**** TESTO ESTRATTO
«Contro l’estremismo educazione e dialogo»
Il cardinale dei copti cattolici Naguib: l’Egitto ritrovi l’unità
L’odio per chi è diverso si combatte cominciando dai giovani
DI PAOLO VIANA
Di fronte ai morti, nella sua Alessandria, ha invocato «armonia» per l’Egitto. Nella notte del Natale ortodosso ha incontrato il patriarca Shenouda III per ribadire che «ci sentiamo una sola Chiesa» e che «i loro martiri fanno parte della nostra famiglia». Una settimana dopo la strage, il cardinale Antonios Naguib, patriarca di Alessandria dei copti cattolici, resta convinto che, come ha detto il Sinodo per il Medio Oriente, la convivenza pacifica tra cristiani e musulmani «rientra nel piano provvidenziale di Dio», ma che le grandi religioni debbano «cambiare linguaggio» e impegnarsi in una grande opera di «educazione» dei propri fedeli «alla reciproca accettazione, al mutuo rispetto e a una concertata azione per il bene comune».
Questo Natale è stato macchiato di sangue come il primo, segnato dalla strage degli innocenti. Chi è, oggi, Erode?
È corretto paragonare la tragedia sanguinosa di Alessandria alla strage del primo Natale: le vittime sono sempre degli innocenti, indifesi e pacifici. Spesso «chi fa il male odia la luce e non viene alla luce, perché non siano svelate le sue opere» (Giov. 3, 20-21). Non sbaglieremmo a cercare Erode nelle organizzazioni estremiste, come al-Qaeda, tuttavia un attentato simile non sarebbe stato possibile senza 'alleati' all’interno del Paese. Ci stanno lavorando le autorità egiziane.
L’Occidente è sufficientemente attento alle violenze anticristiane?
L’Occidente non presta grande attenzione alla situazione dei cristiani in Medio Oriente, che peraltro è differente da un Paese all’altro. Talvolta si tratta di vera e propria persecuzione, come in Iraq; altrove, è impossibile la pratica religiosa, come in Arabia Saudita; oppure è molto difficile avere un luogo di culto, come in altri Paesi del Golfo Persico, mentre in Libano, Siria e Giordania c’è libertà di culto.
Qual è la situazione in Egitto?
Possiamo praticare la nostra religione dentro i luoghi di culto e nelle nostre istituzioni, ma nella società egiziana c’è una mentalità che allontana i cristiani dai posti di responsabilità. È vero che siamo solo il 10%, ma questa percentuale non lo giustifica. Sottolineo che in seguito al triste evento di Alessandria molti opinionisti, quasi tutti musulmani, hanno invitato a prendere seriamente in considerazione questo fatto; ed è un passo importante.
All’indomani dell’attentato, lei ha chiesto di «cambiare ciò che è di ostacolo all’armonia». Cosa possono fare i leader religiosi?
********
**** DATI ESTRATTI
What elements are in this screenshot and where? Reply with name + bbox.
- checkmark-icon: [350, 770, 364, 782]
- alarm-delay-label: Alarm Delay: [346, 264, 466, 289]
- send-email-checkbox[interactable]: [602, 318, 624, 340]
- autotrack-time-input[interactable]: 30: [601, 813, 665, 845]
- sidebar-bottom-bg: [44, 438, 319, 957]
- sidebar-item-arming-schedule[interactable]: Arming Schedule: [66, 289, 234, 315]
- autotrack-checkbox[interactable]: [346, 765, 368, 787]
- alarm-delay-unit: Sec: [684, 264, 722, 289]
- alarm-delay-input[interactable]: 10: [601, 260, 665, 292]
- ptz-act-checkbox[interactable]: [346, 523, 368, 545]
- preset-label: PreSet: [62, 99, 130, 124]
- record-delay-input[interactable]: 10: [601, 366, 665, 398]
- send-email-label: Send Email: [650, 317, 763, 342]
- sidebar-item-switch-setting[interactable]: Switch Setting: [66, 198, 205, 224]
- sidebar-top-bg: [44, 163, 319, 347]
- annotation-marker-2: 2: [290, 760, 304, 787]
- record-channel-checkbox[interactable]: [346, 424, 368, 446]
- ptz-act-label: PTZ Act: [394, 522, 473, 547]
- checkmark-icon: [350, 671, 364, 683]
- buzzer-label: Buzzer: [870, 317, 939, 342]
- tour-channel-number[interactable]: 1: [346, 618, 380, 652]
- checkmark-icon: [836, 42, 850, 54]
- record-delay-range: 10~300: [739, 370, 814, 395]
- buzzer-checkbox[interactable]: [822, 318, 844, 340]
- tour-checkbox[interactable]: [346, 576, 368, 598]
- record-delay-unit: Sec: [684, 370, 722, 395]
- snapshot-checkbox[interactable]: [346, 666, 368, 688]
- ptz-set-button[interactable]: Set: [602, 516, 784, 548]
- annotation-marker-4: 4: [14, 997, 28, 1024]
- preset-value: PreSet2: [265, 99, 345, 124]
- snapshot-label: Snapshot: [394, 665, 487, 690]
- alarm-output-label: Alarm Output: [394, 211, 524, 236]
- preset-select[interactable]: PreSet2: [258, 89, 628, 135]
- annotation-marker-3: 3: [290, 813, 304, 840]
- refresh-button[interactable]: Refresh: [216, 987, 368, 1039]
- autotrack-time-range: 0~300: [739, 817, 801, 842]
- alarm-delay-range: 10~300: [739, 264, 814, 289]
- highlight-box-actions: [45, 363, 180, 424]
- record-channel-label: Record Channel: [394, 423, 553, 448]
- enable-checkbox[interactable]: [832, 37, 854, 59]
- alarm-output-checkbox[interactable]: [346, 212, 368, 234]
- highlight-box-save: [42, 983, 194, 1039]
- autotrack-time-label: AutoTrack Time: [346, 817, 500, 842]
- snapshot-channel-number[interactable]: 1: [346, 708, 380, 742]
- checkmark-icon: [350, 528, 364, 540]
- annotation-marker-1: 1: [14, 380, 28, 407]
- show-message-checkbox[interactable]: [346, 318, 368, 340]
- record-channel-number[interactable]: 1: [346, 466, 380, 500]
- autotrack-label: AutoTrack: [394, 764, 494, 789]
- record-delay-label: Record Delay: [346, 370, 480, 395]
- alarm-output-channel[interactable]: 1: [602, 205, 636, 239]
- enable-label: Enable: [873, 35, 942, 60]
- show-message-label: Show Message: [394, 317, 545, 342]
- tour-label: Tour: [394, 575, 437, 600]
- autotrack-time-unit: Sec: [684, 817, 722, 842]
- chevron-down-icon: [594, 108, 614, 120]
********
LAVORO RICHIESTO ::
In base al testo estratto, in quali Paesi del Medio Oriente il cardinale Naguib afferma che vi è libertà di culto? I dati riportati non hanno alcun legame con il testo estratto.

RISPOSTA AL COMPITO ::
In Libano, Siria e Giordania.